**What you should do**: Output the lines that follow exactly as they are.

Stored items
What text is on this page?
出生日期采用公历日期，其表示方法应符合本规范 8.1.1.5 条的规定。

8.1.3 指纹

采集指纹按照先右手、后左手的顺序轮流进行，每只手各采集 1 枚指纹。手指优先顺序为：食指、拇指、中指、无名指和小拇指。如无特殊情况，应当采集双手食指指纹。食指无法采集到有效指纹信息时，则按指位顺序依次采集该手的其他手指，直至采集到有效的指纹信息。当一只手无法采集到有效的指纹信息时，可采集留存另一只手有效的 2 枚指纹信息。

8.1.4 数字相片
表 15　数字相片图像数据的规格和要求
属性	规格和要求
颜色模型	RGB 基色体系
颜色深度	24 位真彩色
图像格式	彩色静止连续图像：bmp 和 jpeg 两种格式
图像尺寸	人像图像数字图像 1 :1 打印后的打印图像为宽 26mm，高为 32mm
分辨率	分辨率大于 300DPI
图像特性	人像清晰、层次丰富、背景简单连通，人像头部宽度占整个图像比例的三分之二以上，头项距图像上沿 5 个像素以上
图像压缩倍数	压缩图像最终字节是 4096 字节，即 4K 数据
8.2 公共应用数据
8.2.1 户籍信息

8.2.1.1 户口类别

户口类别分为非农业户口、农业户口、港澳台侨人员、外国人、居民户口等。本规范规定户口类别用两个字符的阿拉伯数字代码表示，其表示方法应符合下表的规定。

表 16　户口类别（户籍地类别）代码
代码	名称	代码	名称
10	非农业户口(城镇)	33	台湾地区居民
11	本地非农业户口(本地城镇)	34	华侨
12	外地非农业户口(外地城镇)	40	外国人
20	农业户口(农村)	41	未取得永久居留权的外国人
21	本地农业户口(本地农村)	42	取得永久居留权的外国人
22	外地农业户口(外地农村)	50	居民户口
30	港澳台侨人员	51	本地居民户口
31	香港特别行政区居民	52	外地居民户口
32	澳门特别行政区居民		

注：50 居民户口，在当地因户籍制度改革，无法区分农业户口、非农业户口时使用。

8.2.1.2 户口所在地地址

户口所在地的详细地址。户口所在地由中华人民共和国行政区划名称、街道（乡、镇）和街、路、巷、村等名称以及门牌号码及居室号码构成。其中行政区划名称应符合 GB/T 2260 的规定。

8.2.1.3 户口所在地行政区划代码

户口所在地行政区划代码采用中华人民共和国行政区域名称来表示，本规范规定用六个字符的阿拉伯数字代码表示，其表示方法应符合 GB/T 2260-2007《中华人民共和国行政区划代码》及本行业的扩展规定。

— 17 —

**Result for this task**:
What text is on this page?
出生日期采用公历日期，其表示方法应符合本规范 8.1.1.5 条的规定。

8.1.3 指纹

采集指纹按照先右手、后左手的顺序轮流进行，每只手各采集 1 枚指纹。手指优先顺序为：食指、拇指、中指、无名指和小拇指。如无特殊情况，应当采集双手食指指纹。食指无法采集到有效指纹信息时，则按指位顺序依次采集该手的其他手指，直至采集到有效的指纹信息。当一只手无法采集到有效的指纹信息时，可采集留存另一只手有效的 2 枚指纹信息。

8.1.4 数字相片
表 15　数字相片图像数据的规格和要求
属性	规格和要求
颜色模型	RGB 基色体系
颜色深度	24 位真彩色
图像格式	彩色静止连续图像：bmp 和 jpeg 两种格式
图像尺寸	人像图像数字图像 1 :1 打印后的打印图像为宽 26mm，高为 32mm
分辨率	分辨率大于 300DPI
图像特性	人像清晰、层次丰富、背景简单连通，人像头部宽度占整个图像比例的三分之二以上，头项距图像上沿 5 个像素以上
图像压缩倍数	压缩图像最终字节是 4096 字节，即 4K 数据
8.2 公共应用数据
8.2.1 户籍信息

8.2.1.1 户口类别

户口类别分为非农业户口、农业户口、港澳台侨人员、外国人、居民户口等。本规范规定户口类别用两个字符的阿拉伯数字代码表示，其表示方法应符合下表的规定。

表 16　户口类别（户籍地类别）代码
代码	名称	代码	名称
10	非农业户口(城镇)	33	台湾地区居民
11	本地非农业户口(本地城镇)	34	华侨
12	外地非农业户口(外地城镇)	40	外国人
20	农业户口(农村)	41	未取得永久居留权的外国人
21	本地农业户口(本地农村)	42	取得永久居留权的外国人
22	外地农业户口(外地农村)	50	居民户口
30	港澳台侨人员	51	本地居民户口
31	香港特别行政区居民	52	外地居民户口
32	澳门特别行政区居民		

注：50 居民户口，在当地因户籍制度改革，无法区分农业户口、非农业户口时使用。

8.2.1.2 户口所在地地址

户口所在地的详细地址。户口所在地由中华人民共和国行政区划名称、街道（乡、镇）和街、路、巷、村等名称以及门牌号码及居室号码构成。其中行政区划名称应符合 GB/T 2260 的规定。

8.2.1.3 户口所在地行政区划代码

户口所在地行政区划代码采用中华人民共和国行政区域名称来表示，本规范规定用六个字符的阿拉伯数字代码表示，其表示方法应符合 GB/T 2260-2007《中华人民共和国行政区划代码》及本行业的扩展规定。

— 17 —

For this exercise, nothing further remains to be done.